• [What this task involves]: Find the lines holding the string "تضمین" in the data, then copy all of them.

• [Stored items from a collection]:
┌────────

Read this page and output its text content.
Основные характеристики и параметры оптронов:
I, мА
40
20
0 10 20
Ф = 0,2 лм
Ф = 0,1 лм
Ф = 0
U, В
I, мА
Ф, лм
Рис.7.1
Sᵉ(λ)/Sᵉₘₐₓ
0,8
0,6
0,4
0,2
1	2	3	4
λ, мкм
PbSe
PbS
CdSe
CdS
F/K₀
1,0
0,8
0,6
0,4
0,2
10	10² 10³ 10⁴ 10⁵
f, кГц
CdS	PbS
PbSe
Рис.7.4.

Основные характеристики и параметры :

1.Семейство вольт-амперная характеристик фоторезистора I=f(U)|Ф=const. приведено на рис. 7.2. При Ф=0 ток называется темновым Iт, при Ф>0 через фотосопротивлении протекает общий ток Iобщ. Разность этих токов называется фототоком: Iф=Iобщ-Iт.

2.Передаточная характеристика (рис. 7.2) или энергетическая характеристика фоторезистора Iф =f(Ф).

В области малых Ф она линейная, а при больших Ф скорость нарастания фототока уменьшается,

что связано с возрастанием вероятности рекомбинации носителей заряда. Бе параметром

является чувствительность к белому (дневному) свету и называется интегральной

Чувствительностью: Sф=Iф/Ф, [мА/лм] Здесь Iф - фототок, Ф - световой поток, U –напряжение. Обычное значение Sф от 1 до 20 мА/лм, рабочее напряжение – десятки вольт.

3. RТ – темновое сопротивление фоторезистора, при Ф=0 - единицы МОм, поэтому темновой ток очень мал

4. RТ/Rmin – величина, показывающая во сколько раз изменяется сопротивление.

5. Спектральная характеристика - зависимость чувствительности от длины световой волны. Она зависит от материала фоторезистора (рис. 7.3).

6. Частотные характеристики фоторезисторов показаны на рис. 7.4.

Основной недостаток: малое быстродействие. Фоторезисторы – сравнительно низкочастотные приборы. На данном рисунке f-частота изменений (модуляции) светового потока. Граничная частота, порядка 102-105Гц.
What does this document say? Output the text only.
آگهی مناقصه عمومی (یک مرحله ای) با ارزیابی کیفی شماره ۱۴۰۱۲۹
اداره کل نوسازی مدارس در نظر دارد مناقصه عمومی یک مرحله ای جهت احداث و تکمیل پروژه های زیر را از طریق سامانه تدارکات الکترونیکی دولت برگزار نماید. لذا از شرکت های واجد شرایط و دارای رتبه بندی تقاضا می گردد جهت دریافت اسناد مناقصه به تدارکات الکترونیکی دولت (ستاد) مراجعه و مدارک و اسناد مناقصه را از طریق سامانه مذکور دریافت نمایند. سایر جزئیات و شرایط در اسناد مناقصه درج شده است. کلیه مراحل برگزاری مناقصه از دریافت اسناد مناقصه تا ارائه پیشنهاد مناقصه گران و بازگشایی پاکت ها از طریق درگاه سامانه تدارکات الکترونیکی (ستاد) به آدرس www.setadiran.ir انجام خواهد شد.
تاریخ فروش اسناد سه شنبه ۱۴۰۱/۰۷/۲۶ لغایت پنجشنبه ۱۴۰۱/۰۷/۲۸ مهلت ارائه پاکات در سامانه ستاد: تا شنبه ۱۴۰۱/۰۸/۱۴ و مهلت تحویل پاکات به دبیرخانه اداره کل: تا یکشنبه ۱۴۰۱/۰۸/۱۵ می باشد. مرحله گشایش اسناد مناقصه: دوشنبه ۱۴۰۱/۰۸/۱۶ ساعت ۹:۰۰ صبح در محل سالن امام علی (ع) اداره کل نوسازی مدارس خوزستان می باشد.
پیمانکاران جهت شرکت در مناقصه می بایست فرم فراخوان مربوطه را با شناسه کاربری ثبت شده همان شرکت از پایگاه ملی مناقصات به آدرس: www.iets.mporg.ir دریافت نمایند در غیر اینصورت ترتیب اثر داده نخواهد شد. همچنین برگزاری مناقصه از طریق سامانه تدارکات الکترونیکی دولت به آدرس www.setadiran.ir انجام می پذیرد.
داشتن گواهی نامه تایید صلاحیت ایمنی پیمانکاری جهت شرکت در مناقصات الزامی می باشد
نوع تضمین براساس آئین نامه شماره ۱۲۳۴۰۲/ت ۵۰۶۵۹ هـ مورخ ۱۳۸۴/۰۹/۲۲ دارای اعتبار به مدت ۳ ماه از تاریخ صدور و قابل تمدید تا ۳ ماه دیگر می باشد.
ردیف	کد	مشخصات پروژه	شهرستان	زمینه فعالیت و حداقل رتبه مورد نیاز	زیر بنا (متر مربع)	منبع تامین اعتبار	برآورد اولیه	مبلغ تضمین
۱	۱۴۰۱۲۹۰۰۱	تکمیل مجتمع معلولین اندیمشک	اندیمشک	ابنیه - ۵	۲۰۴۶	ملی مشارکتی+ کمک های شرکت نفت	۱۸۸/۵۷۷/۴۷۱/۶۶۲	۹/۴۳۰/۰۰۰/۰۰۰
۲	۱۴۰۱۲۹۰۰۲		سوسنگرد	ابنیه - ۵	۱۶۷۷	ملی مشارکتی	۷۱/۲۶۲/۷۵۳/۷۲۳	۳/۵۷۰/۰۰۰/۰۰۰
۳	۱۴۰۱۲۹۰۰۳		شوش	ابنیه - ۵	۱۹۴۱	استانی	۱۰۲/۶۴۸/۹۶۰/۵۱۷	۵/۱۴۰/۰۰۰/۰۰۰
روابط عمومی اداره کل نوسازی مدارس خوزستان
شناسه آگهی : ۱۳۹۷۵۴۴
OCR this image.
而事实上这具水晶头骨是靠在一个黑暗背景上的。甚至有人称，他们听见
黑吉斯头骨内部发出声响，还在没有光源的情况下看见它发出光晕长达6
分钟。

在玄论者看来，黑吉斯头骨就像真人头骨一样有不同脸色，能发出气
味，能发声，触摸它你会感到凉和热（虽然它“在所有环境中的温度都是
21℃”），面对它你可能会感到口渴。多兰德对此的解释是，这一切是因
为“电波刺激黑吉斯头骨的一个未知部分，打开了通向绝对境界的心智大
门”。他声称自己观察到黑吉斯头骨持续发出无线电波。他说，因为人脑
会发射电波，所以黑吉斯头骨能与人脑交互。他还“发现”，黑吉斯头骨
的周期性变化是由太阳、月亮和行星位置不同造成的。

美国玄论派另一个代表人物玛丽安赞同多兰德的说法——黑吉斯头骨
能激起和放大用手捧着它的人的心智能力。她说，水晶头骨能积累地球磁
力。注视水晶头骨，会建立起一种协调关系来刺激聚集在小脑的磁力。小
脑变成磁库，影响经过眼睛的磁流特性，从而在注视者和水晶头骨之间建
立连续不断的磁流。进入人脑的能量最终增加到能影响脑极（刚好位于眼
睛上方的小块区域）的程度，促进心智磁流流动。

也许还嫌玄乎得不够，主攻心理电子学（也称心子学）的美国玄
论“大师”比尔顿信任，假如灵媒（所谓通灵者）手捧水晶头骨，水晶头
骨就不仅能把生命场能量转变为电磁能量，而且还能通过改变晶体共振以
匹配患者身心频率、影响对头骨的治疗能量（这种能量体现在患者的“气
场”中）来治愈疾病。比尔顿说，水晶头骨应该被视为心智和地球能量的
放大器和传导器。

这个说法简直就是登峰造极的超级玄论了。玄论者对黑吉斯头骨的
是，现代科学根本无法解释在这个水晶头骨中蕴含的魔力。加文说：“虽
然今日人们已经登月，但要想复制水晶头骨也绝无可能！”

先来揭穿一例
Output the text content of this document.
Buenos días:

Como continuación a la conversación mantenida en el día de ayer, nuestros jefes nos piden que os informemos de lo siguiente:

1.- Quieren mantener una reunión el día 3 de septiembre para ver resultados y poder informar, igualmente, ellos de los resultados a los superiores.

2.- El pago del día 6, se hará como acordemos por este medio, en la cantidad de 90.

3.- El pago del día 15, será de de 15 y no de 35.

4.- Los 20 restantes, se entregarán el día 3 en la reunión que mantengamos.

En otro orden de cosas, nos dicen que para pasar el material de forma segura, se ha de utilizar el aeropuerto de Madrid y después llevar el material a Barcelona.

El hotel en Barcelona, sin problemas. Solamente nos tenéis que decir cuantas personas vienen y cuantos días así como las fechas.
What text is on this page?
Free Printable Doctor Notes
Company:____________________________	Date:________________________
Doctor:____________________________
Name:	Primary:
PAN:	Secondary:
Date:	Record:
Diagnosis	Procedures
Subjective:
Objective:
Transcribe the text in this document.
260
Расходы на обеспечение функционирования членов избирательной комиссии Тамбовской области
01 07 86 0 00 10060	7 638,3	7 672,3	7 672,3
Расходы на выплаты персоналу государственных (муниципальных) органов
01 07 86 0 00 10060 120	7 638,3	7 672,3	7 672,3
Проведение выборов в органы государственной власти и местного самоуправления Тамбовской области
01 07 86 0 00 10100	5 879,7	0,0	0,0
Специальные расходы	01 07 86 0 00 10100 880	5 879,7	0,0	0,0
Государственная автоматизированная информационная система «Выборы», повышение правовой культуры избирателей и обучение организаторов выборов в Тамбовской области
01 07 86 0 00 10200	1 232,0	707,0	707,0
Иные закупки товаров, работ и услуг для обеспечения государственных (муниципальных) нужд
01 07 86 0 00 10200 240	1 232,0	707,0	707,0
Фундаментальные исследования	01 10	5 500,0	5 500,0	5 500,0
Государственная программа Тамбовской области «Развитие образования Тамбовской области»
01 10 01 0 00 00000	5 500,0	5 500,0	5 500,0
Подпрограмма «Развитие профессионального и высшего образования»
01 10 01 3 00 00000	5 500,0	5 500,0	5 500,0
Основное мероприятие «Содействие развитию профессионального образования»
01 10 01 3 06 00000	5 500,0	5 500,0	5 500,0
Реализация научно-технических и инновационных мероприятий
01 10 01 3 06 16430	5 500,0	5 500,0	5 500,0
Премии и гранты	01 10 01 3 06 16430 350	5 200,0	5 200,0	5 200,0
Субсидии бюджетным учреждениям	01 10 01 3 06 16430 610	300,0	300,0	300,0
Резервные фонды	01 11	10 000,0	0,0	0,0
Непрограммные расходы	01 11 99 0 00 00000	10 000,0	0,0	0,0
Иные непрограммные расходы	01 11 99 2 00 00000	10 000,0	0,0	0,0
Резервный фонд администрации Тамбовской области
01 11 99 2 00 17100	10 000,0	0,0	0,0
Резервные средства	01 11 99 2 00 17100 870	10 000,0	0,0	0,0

└────────

• [Result for this exercise]:
نوع تضمین براساس آئین نامه شماره ۱۲۳۴۰۲/ت ۵۰۶۵۹ هـ مورخ ۱۳۸۴/۰۹/۲۲ دارای اعتبار به مدت ۳ ماه از تاریخ صدور و قابل تمدید تا ۳ ماه دیگر می باشد.
ردیف	کد	مشخصات پروژه	شهرستان	زمینه فعالیت و حداقل رتبه مورد نیاز	زیر بنا (متر مربع)	منبع تامین اعتبار	برآورد اولیه	مبلغ تضمین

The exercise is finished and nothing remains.